-- Begin Dataset rows --

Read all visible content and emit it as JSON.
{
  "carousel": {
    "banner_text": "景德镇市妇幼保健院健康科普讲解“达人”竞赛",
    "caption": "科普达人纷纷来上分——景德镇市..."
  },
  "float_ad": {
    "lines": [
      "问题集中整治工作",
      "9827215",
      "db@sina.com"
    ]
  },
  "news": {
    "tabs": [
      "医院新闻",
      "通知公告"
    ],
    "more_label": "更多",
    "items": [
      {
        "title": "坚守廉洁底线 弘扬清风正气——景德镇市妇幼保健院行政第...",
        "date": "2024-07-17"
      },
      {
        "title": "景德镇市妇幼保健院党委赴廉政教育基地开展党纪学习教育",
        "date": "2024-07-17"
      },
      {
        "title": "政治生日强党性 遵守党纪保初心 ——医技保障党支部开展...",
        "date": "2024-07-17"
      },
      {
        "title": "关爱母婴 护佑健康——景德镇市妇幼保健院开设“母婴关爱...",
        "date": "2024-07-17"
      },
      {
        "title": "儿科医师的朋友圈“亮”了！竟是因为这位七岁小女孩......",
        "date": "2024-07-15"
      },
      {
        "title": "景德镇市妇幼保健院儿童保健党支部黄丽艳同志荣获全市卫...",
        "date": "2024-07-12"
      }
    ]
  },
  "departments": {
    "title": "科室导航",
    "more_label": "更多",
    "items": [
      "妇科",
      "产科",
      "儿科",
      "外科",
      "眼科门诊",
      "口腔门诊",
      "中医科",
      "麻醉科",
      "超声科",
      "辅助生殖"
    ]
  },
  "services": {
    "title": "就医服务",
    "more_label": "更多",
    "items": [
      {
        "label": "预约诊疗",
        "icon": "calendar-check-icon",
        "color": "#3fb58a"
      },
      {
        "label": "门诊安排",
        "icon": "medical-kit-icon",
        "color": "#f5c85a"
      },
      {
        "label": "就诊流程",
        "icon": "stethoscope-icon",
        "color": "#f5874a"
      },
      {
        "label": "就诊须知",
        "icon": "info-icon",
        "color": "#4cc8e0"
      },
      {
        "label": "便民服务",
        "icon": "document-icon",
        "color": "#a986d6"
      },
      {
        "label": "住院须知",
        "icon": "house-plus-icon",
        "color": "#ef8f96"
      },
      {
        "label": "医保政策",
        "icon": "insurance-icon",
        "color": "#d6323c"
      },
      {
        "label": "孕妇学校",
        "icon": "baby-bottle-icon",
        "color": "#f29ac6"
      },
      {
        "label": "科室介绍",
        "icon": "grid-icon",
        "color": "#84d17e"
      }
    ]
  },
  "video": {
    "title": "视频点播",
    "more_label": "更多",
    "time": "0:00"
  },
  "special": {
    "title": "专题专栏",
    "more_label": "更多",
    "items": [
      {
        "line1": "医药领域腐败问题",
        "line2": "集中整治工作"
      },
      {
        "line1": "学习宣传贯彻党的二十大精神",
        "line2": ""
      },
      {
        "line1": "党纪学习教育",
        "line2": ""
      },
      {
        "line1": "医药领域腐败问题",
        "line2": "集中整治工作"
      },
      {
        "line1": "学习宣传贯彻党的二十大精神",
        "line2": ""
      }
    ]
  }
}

-- End Dataset rows --

Extract every line above that contains the word "color".

Final answer:
        "color": "#3fb58a"
        "color": "#f5c85a"
        "color": "#f5874a"
        "color": "#4cc8e0"
        "color": "#a986d6"
        "color": "#ef8f96"
        "color": "#d6323c"
        "color": "#f29ac6"
        "color": "#84d17e"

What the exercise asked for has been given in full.